• **TO BE DONE**: Wherever the string "Advertising" occurs in a line of these records, report that line.

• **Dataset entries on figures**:
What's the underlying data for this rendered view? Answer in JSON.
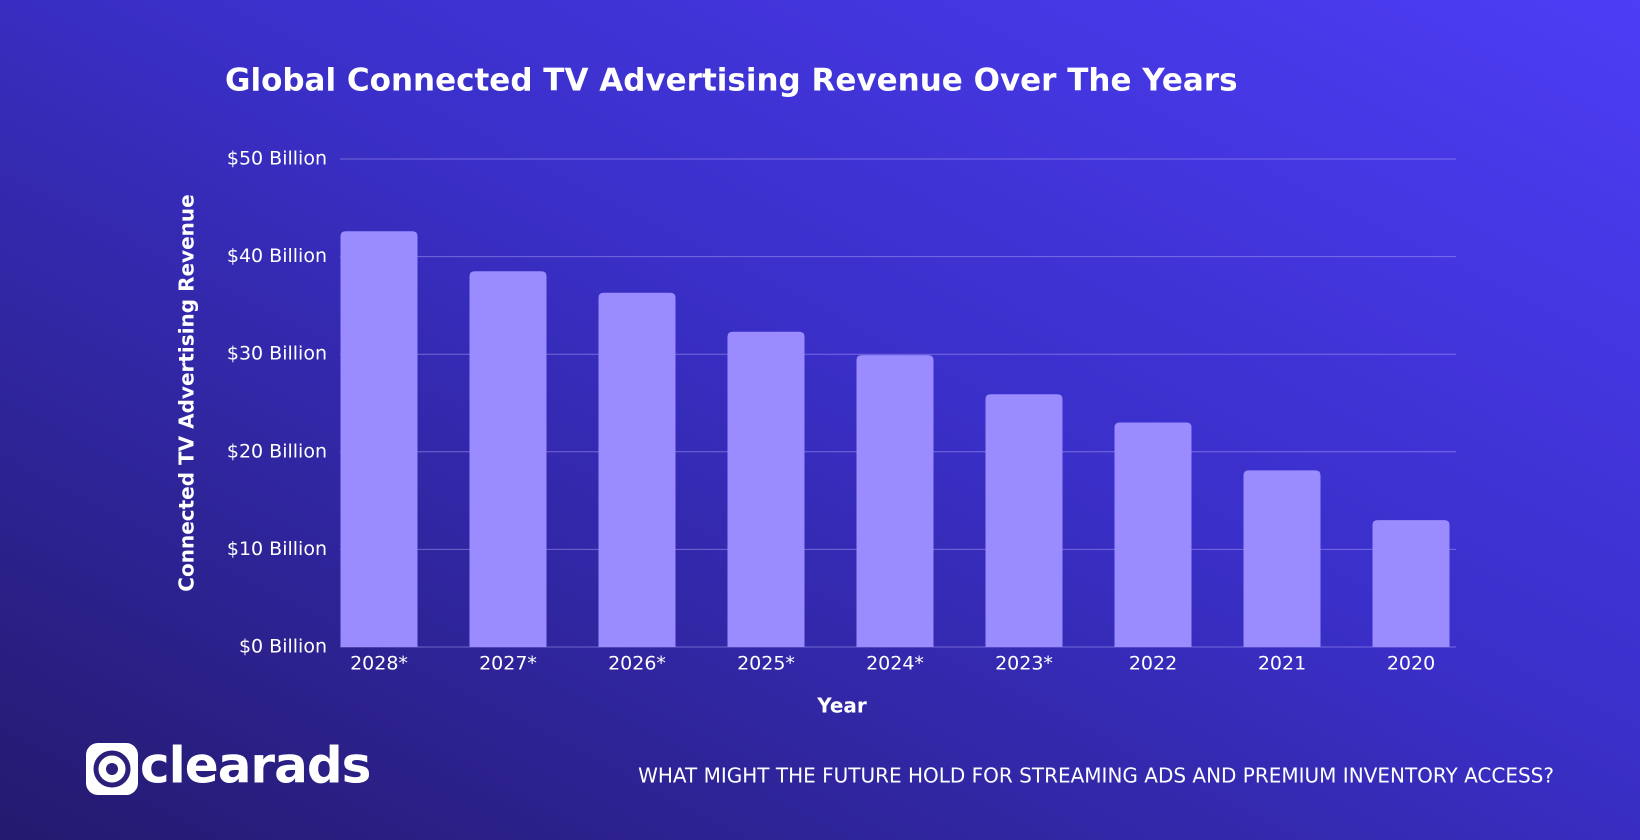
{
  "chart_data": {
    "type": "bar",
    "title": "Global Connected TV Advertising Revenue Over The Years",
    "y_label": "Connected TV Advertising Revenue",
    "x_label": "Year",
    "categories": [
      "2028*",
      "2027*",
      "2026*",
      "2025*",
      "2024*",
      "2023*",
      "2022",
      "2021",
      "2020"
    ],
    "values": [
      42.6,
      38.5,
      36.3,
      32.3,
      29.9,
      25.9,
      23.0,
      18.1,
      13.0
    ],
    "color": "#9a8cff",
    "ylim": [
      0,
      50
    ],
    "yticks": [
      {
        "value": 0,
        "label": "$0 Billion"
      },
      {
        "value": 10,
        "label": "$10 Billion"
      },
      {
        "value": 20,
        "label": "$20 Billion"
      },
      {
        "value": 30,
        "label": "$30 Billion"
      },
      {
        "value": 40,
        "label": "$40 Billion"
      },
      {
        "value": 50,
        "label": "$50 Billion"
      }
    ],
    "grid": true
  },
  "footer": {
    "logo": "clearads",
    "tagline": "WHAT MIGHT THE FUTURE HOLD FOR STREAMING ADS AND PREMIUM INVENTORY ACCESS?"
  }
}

• **FINISHED EXERCISE**:
    "title": "Global Connected TV Advertising Revenue Over The Years",
    "y_label": "Connected TV Advertising Revenue",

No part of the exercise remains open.